=== DATA FOR THE TASK ===
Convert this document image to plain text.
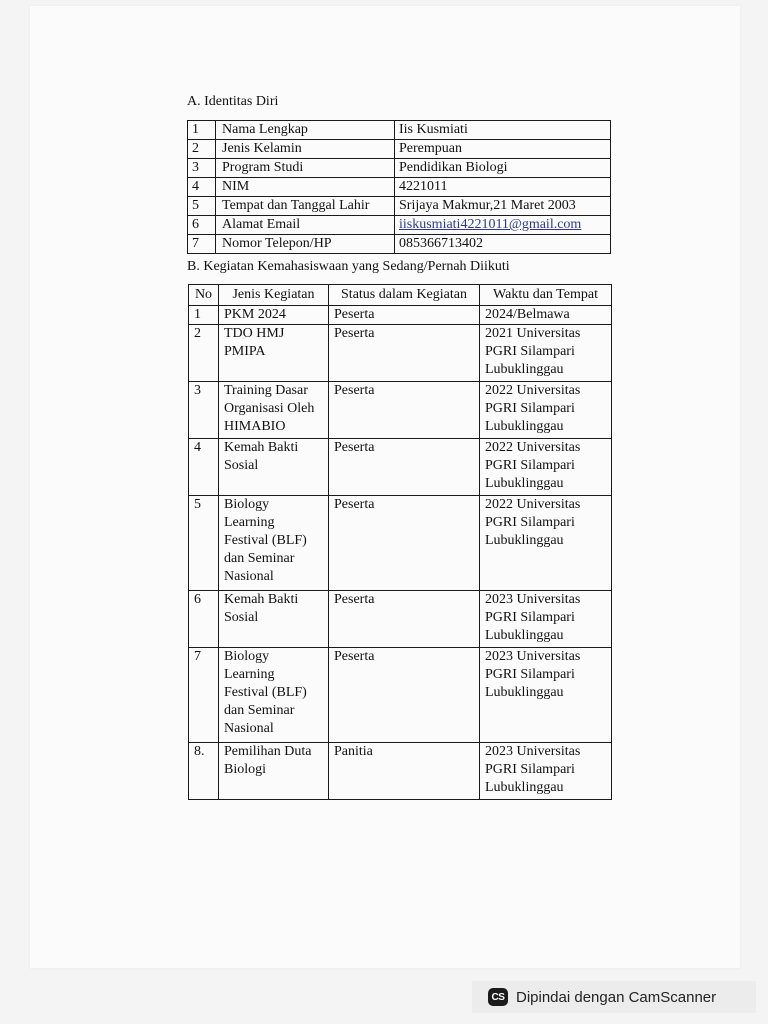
A. Identitas Diri
1	Nama Lengkap	Iis Kusmiati
2	Jenis Kelamin	Perempuan
3	Program Studi	Pendidikan Biologi
4	NIM	4221011
5	Tempat dan Tanggal Lahir	Srijaya Makmur,21 Maret 2003
6	Alamat Email	iiskusmiati4221011@gmail.com
7	Nomor Telepon/HP	085366713402
B. Kegiatan Kemahasiswaan yang Sedang/Pernah Diikuti
No	Jenis Kegiatan	Status dalam Kegiatan	Waktu dan Tempat

1	PKM 2024	Peserta	2024/Belmawa

2	TDO HMJ
PMIPA	Peserta	2021 Universitas
PGRI Silampari
Lubuklinggau

3	Training Dasar
Organisasi Oleh
HIMABIO	Peserta	2022 Universitas
PGRI Silampari
Lubuklinggau

4	Kemah Bakti
Sosial	Peserta	2022 Universitas
PGRI Silampari
Lubuklinggau

5	Biology
Learning
Festival (BLF)
dan Seminar
Nasional	Peserta	2022 Universitas
PGRI Silampari
Lubuklinggau

6	Kemah Bakti
Sosial	Peserta	2023 Universitas
PGRI Silampari
Lubuklinggau

7	Biology
Learning
Festival (BLF)
dan Seminar
Nasional	Peserta	2023 Universitas
PGRI Silampari
Lubuklinggau

8.	Pemilihan Duta
Biologi	Panitia	2023 Universitas
PGRI Silampari
Lubuklinggau
CS Dipindai dengan CamScanner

=== PROBLEM TO SOLVE ===
From the entries above, output every line exactly and omit any image.

=== ANSWER BELOW ===
Convert this document image to plain text.
A. Identitas Diri
1	Nama Lengkap	Iis Kusmiati
2	Jenis Kelamin	Perempuan
3	Program Studi	Pendidikan Biologi
4	NIM	4221011
5	Tempat dan Tanggal Lahir	Srijaya Makmur,21 Maret 2003
6	Alamat Email	iiskusmiati4221011@gmail.com
7	Nomor Telepon/HP	085366713402
B. Kegiatan Kemahasiswaan yang Sedang/Pernah Diikuti
No	Jenis Kegiatan	Status dalam Kegiatan	Waktu dan Tempat

1	PKM 2024	Peserta	2024/Belmawa

2	TDO HMJ
PMIPA	Peserta	2021 Universitas
PGRI Silampari
Lubuklinggau

3	Training Dasar
Organisasi Oleh
HIMABIO	Peserta	2022 Universitas
PGRI Silampari
Lubuklinggau

4	Kemah Bakti
Sosial	Peserta	2022 Universitas
PGRI Silampari
Lubuklinggau

5	Biology
Learning
Festival (BLF)
dan Seminar
Nasional	Peserta	2022 Universitas
PGRI Silampari
Lubuklinggau

6	Kemah Bakti
Sosial	Peserta	2023 Universitas
PGRI Silampari
Lubuklinggau

7	Biology
Learning
Festival (BLF)
dan Seminar
Nasional	Peserta	2023 Universitas
PGRI Silampari
Lubuklinggau

8.	Pemilihan Duta
Biologi	Panitia	2023 Universitas
PGRI Silampari
Lubuklinggau
CS Dipindai dengan CamScanner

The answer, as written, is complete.